Problem description:
Work through the entries below and report how many lines include "JSON". The number alone is the answer.
----- Task input
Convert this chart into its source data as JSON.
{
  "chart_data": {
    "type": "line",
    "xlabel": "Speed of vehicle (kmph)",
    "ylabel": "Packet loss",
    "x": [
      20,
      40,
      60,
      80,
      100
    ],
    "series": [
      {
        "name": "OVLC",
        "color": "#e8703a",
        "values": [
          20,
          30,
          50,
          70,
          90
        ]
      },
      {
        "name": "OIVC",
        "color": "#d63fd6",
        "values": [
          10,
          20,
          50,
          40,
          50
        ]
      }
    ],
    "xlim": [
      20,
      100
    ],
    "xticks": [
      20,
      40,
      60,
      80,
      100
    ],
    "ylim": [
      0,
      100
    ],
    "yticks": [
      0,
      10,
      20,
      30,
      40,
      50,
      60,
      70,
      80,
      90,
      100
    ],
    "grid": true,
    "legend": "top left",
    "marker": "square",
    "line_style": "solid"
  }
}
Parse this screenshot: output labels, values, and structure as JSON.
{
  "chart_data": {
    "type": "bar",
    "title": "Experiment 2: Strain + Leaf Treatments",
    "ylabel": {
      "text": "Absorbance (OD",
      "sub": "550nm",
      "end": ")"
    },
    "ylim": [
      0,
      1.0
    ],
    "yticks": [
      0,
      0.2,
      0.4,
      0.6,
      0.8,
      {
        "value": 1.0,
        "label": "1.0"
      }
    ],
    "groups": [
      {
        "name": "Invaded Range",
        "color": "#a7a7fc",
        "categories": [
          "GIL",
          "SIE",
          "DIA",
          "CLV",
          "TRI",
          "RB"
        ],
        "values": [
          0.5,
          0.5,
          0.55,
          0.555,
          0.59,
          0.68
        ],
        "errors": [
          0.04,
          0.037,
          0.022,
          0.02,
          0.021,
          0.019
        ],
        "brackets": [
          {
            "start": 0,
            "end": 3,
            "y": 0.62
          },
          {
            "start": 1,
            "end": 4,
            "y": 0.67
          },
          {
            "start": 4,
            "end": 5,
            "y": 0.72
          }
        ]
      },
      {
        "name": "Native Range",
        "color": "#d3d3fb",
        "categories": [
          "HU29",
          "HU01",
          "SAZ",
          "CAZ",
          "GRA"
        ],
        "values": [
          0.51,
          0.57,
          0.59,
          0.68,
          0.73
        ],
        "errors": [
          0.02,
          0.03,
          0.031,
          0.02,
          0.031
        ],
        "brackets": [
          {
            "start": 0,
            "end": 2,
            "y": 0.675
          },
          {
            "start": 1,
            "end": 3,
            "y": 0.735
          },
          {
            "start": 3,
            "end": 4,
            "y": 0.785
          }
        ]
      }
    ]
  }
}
----------
----- Task input
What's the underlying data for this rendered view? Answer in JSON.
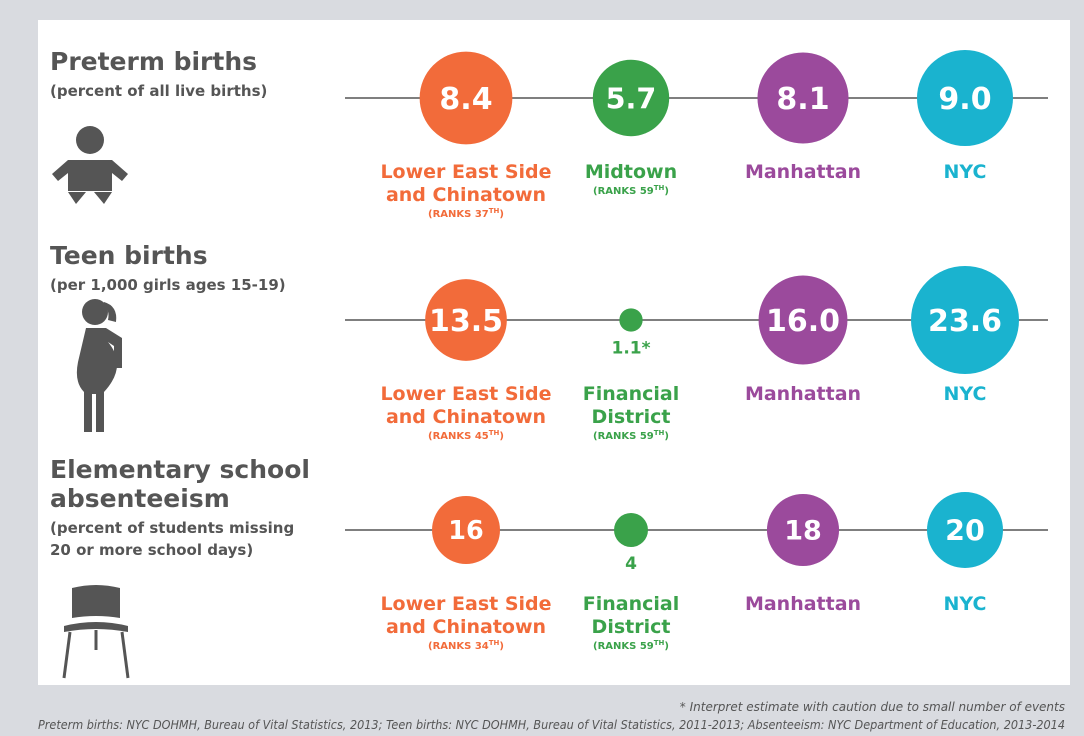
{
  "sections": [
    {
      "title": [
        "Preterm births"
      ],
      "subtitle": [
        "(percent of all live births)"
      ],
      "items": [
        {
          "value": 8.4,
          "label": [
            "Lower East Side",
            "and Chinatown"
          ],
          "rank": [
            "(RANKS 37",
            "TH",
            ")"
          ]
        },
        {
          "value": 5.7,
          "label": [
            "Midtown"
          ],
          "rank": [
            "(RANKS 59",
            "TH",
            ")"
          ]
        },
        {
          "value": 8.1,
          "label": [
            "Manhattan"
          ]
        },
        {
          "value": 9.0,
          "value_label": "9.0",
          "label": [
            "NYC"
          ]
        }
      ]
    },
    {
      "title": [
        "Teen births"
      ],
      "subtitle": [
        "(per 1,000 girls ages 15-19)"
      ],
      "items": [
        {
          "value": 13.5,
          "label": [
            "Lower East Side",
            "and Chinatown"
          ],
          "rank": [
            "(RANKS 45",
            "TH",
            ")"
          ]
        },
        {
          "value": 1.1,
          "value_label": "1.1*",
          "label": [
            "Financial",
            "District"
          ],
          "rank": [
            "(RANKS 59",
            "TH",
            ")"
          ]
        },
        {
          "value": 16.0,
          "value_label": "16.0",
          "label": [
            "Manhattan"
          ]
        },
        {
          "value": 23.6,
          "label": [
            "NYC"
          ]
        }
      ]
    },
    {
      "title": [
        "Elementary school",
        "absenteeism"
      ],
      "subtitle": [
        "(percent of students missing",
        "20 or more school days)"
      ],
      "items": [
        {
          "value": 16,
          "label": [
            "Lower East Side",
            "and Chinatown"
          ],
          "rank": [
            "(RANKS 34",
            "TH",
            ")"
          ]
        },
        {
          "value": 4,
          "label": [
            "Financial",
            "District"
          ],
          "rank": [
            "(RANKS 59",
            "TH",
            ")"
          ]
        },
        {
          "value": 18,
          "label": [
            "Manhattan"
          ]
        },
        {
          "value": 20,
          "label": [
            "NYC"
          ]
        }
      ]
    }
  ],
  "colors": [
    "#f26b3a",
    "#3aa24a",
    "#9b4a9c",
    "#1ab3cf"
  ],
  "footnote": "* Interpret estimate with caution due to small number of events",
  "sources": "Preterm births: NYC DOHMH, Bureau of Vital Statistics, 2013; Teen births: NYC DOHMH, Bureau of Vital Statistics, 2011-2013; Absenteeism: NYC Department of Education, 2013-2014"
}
----------
Output of the task:
3